» **MATERIAL PROVIDED**
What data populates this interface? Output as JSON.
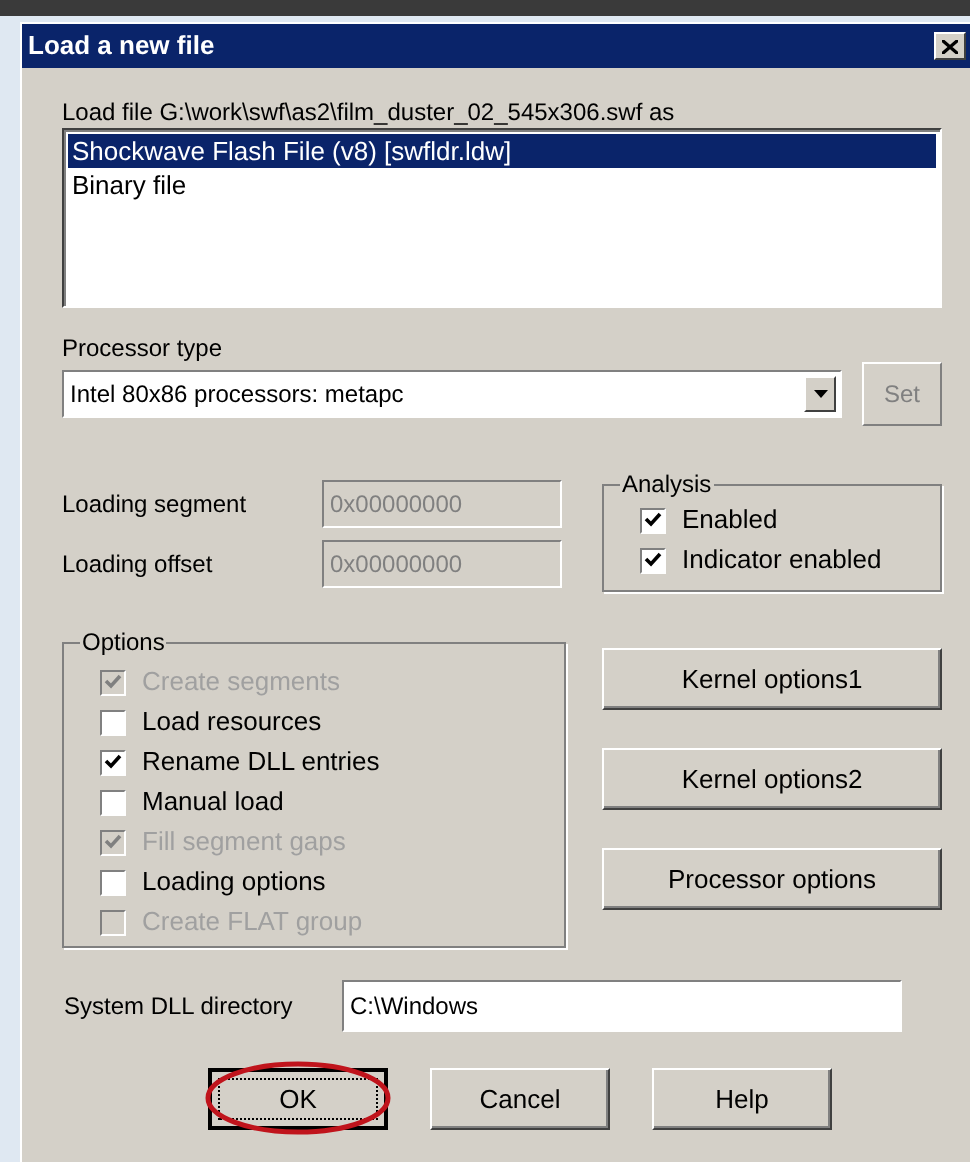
{
  "window": {
    "title": "Load a new file"
  },
  "load_file_label": "Load file G:\\work\\swf\\as2\\film_duster_02_545x306.swf as",
  "formats": [
    {
      "label": "Shockwave Flash File (v8) [swfldr.ldw]",
      "selected": true
    },
    {
      "label": "Binary file",
      "selected": false
    }
  ],
  "processor": {
    "label": "Processor type",
    "value": "Intel 80x86 processors: metapc",
    "set_button": {
      "label": "Set",
      "disabled": true
    }
  },
  "loading_fields": [
    {
      "label": "Loading segment",
      "value": "0x00000000"
    },
    {
      "label": "Loading offset",
      "value": "0x00000000"
    }
  ],
  "analysis": {
    "title": "Analysis",
    "items": [
      {
        "label": "Enabled",
        "checked": true,
        "disabled": false
      },
      {
        "label": "Indicator enabled",
        "checked": true,
        "disabled": false
      }
    ]
  },
  "options": {
    "title": "Options",
    "items": [
      {
        "label": "Create segments",
        "checked": true,
        "disabled": true
      },
      {
        "label": "Load resources",
        "checked": false,
        "disabled": false
      },
      {
        "label": "Rename DLL entries",
        "checked": true,
        "disabled": false
      },
      {
        "label": "Manual load",
        "checked": false,
        "disabled": false
      },
      {
        "label": "Fill segment gaps",
        "checked": true,
        "disabled": true
      },
      {
        "label": "Loading options",
        "checked": false,
        "disabled": false
      },
      {
        "label": "Create FLAT group",
        "checked": false,
        "disabled": true
      }
    ]
  },
  "side_buttons": [
    "Kernel options1",
    "Kernel options2",
    "Processor options"
  ],
  "dll_directory": {
    "label": "System DLL directory",
    "value": "C:\\Windows"
  },
  "buttons": [
    {
      "label": "OK",
      "default": true,
      "circled": true
    },
    {
      "label": "Cancel",
      "default": false,
      "circled": false
    },
    {
      "label": "Help",
      "default": false,
      "circled": false
    }
  ]
}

» **GOAL OF THE EXERCISE**
Output an exact copy of the material, with the pictures removed.

» **WRITTEN SOLUTION**
What data populates this interface? Output as JSON.
{
  "window": {
    "title": "Load a new file"
  },
  "load_file_label": "Load file G:\\work\\swf\\as2\\film_duster_02_545x306.swf as",
  "formats": [
    {
      "label": "Shockwave Flash File (v8) [swfldr.ldw]",
      "selected": true
    },
    {
      "label": "Binary file",
      "selected": false
    }
  ],
  "processor": {
    "label": "Processor type",
    "value": "Intel 80x86 processors: metapc",
    "set_button": {
      "label": "Set",
      "disabled": true
    }
  },
  "loading_fields": [
    {
      "label": "Loading segment",
      "value": "0x00000000"
    },
    {
      "label": "Loading offset",
      "value": "0x00000000"
    }
  ],
  "analysis": {
    "title": "Analysis",
    "items": [
      {
        "label": "Enabled",
        "checked": true,
        "disabled": false
      },
      {
        "label": "Indicator enabled",
        "checked": true,
        "disabled": false
      }
    ]
  },
  "options": {
    "title": "Options",
    "items": [
      {
        "label": "Create segments",
        "checked": true,
        "disabled": true
      },
      {
        "label": "Load resources",
        "checked": false,
        "disabled": false
      },
      {
        "label": "Rename DLL entries",
        "checked": true,
        "disabled": false
      },
      {
        "label": "Manual load",
        "checked": false,
        "disabled": false
      },
      {
        "label": "Fill segment gaps",
        "checked": true,
        "disabled": true
      },
      {
        "label": "Loading options",
        "checked": false,
        "disabled": false
      },
      {
        "label": "Create FLAT group",
        "checked": false,
        "disabled": true
      }
    ]
  },
  "side_buttons": [
    "Kernel options1",
    "Kernel options2",
    "Processor options"
  ],
  "dll_directory": {
    "label": "System DLL directory",
    "value": "C:\\Windows"
  },
  "buttons": [
    {
      "label": "OK",
      "default": true,
      "circled": true
    },
    {
      "label": "Cancel",
      "default": false,
      "circled": false
    },
    {
      "label": "Help",
      "default": false,
      "circled": false
    }
  ]
}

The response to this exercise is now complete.